EXTRACTED TEXT >>
------------------------------------------------

I have stated that the violences committed by those who have taken up arms in Massachusetts Bay, have appeared to me as the acts of a rude Rabble without plan, without concert, & without conduct, and therefore I think that a smaller Force now, if put to the Test, would be able to encounter them with greater probability of Success than might be expected from a greater Army, 

if the people should be suffered to form themselves upon a more regular plan, to acquire confidence from discipline, and to prepare those resources without which every thing must be put to the issue of a single Action.

Arrest the Leaders of the Massachusetts Provincial Congress

In this view therefore of the situation of The King’s Affairs, it is the Opinion of The King’s Servants in which His Majesty concurs, that the first & essential step to be taken towards re-establishing Government, 

would be to arrest and imprison the principal actors & abettors in the Provincial Congress (whose proceedings appear in every light to be acts of treason & rebellion) if regardless of your Proclamation & in defiance of it they should presume again to assemble for such rebellious purposes; 

and if the steps taken upon this occasion be accompanied with due precaution, and every means be devised to keep the Measure Secret until the moment of Execution, it can hardly fail of Success, and will perhaps be accomplished without bloodshed; 

Dartmouth Doubts the Rebels Can Organize a Formidable Force

but however that may be I must again repeat that any efforts of the People, unprepared to encounter with a regular force, cannot be very formidable; 

and though such a proceeding should be, according to your own idea of it, a Signal for Hostilities yet, for the reasons I have already given, it will surely be better that the Conflict should be brought on, upon such ground, than in a riper state of Rebellion.

AHC Note — In Dartmouth’s opinion, if the Patriots in Massachusetts raised an army, it would be a “Signal for Hostilities/”

Dartmouth Leaves it to Gage’s Description

It must be understood, however, after all I have said, that this is a matter which must be left to your own Discretion to be executed or not as you shall, upon weighing all Circumstances, and the advantages and disadvantages on one side, and the other, think most advisable.

I have fully exposed to you the Grounds upon which the Proposition has been adopted here, & unless the situation of things shall be very different from what they at present appear to be, it is considered as the best & most effectual means of vindicating the authority of this Kingdom.

Punishment for Prisoners

Some attention must be given to the consideration of what it may be fit to do with those who shall be made prisoners in consequence of this Proceeding —

And here I must confess the little hope I have that in the present situation of Things, and the temper of the people, they could be prosecuted to conviction. 

Their imprisonment however will prevent their doing any further mischief, and as the Courts of justice are at present not permitted to be opened, the continuance of that imprisonment will be no slight punishment.

I have mentioned this Measure as having the probable effect to become a Test of the People’s resolution to resist, but there are other Cases that must occur in which the affording the Assistance of the Military will probably become unavoidable.

------------------------------------------------

RECORD EXTRACTS >>
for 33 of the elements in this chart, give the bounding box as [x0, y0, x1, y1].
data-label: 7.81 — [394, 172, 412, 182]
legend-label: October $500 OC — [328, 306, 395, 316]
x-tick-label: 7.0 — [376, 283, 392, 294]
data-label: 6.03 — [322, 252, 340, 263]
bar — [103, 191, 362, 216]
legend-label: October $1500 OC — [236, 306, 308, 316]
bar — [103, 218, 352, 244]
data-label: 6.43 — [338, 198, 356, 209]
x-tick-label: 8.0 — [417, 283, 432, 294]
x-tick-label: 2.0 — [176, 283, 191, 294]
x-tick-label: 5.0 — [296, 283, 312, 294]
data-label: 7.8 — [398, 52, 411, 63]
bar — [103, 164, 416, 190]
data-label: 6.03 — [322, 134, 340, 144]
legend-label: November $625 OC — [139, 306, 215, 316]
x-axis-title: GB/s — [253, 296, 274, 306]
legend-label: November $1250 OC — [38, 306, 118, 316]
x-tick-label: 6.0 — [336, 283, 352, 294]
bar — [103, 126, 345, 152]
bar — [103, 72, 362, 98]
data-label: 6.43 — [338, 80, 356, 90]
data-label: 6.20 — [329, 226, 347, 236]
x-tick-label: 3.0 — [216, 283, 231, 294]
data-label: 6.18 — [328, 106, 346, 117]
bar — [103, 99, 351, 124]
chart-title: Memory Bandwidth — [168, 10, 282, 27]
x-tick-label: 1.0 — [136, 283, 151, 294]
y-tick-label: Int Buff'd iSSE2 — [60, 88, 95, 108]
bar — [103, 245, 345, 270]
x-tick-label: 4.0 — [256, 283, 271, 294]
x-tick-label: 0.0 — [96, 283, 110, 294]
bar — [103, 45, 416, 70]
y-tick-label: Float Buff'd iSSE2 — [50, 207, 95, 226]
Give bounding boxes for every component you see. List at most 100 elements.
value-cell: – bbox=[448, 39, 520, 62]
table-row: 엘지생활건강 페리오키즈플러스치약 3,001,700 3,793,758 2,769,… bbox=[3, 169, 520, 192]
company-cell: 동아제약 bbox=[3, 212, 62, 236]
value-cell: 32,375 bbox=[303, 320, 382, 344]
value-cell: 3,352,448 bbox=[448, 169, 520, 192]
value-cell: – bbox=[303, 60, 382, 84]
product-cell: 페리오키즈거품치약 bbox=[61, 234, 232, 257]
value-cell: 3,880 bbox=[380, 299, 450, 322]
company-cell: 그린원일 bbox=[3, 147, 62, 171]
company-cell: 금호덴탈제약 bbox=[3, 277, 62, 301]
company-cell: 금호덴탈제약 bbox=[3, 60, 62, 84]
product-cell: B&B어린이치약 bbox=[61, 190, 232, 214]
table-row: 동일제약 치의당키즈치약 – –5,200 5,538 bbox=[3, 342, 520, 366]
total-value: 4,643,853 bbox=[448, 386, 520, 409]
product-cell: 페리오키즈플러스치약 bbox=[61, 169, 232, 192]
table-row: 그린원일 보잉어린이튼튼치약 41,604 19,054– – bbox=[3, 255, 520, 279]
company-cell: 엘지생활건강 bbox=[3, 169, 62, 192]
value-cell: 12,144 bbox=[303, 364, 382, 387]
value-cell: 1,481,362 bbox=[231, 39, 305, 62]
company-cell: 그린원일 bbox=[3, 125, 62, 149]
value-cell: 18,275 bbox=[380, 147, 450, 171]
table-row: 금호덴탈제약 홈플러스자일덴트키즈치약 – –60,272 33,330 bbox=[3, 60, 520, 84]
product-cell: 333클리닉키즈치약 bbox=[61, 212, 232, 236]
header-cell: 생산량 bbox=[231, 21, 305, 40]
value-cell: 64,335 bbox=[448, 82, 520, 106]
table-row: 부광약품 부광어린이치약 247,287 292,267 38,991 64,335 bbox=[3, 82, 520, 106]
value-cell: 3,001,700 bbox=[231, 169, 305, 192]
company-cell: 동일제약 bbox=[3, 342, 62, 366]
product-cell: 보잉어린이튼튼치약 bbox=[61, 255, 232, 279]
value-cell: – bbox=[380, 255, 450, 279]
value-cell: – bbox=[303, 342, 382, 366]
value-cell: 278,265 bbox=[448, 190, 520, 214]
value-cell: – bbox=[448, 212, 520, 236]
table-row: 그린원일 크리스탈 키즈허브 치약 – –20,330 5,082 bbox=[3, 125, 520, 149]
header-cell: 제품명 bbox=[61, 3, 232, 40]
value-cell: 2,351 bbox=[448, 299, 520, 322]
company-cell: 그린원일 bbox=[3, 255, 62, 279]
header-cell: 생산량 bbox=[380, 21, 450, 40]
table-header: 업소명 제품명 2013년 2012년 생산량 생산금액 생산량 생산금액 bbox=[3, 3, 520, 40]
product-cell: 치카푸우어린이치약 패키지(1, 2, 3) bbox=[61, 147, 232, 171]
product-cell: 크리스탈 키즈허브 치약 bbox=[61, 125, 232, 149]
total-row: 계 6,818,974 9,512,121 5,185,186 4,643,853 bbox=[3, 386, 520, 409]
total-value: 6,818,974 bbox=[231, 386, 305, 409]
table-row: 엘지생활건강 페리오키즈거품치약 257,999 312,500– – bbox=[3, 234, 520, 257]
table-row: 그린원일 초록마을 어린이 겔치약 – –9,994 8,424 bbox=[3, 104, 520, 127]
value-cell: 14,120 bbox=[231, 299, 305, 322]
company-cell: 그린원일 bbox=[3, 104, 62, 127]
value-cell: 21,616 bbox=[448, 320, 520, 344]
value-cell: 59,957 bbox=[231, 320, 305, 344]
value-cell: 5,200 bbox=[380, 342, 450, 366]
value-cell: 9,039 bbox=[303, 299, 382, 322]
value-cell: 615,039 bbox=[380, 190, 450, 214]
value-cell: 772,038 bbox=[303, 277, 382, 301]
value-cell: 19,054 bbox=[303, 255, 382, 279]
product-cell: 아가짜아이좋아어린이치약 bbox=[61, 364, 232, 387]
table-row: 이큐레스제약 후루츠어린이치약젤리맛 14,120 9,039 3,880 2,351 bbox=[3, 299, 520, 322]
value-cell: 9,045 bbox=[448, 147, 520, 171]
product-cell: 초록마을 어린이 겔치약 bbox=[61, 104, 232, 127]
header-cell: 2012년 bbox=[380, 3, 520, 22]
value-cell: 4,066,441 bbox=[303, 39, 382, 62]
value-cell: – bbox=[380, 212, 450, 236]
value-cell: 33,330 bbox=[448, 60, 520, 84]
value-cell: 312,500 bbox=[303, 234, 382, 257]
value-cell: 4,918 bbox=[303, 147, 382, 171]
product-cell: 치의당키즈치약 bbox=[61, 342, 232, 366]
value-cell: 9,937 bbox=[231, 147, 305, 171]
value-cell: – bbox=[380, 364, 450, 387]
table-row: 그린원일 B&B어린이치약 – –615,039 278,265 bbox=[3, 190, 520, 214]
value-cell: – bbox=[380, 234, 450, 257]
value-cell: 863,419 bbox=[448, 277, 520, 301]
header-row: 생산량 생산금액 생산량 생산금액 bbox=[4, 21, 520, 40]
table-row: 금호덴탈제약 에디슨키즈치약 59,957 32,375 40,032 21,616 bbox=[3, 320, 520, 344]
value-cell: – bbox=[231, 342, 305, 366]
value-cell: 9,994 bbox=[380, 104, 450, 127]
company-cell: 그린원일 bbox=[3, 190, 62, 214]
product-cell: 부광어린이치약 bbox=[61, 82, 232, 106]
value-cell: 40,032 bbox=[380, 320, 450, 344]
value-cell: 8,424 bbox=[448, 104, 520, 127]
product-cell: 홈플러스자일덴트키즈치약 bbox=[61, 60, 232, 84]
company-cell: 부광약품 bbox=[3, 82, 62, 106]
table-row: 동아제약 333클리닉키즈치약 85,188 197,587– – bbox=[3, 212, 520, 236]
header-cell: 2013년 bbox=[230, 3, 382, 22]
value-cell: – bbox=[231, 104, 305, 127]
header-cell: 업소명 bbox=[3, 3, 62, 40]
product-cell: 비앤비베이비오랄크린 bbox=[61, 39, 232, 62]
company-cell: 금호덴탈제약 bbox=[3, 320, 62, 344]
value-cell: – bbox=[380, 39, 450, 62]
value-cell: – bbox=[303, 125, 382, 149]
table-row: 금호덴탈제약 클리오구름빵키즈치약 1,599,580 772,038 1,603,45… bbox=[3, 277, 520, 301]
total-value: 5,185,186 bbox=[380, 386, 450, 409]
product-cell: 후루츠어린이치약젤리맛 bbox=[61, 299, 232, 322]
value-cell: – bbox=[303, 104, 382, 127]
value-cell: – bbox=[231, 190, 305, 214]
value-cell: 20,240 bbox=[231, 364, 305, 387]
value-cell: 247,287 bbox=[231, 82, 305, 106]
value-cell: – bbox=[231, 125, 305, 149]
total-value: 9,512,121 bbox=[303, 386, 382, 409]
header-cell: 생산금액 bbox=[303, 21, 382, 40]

------------------------------------------------

THE TASKS >>
- A) Answer each question from the Dartmouth excerpt, one line per answer, marked (i), (ii) and (iii) to match:
(i) How did the violences committed by those under arms in Massachusetts Bay appear to the writer?
(ii) The principal actors and abettors of which body are to be arrested and imprisoned?
(iii) Since the courts of justice are not permitted to open, what will the continuance of imprisonment be?
- B) List every section heading that appears in the Dartmouth excerpt, in order.
- C) Write out the passage of the Dartmouth excerpt that falls between "Some attention must" and "probably become unavoidable.", inclusive.

TASK-BY-TASK OUTPUTS >>
- A)
(i) As the acts of a rude Rabble without plan, without concert, and without conduct.
(ii) The Provincial Congress.
(iii) No slight punishment.

- B)
Arrest the Leaders of the Massachusetts Provincial Congress
Dartmouth Doubts the Rebels Can Organize a Formidable Force
Dartmouth Leaves it to Gage’s Description
Punishment for Prisoners

- C)
Some attention must be given to the consideration of what it may be fit to do with those who shall be made prisoners in consequence of this Proceeding —

And here I must confess the little hope I have that in the present situation of Things, and the temper of the people, they could be prosecuted to conviction. 

Their imprisonment however will prevent their doing any further mischief, and as the Courts of justice are at present not permitted to be opened, the continuance of that imprisonment will be no slight punishment.

I have mentioned this Measure as having the probable effect to become a Test of the People’s resolution to resist, but there are other Cases that must occur in which the affording the Assistance of the Military will probably become unavoidable.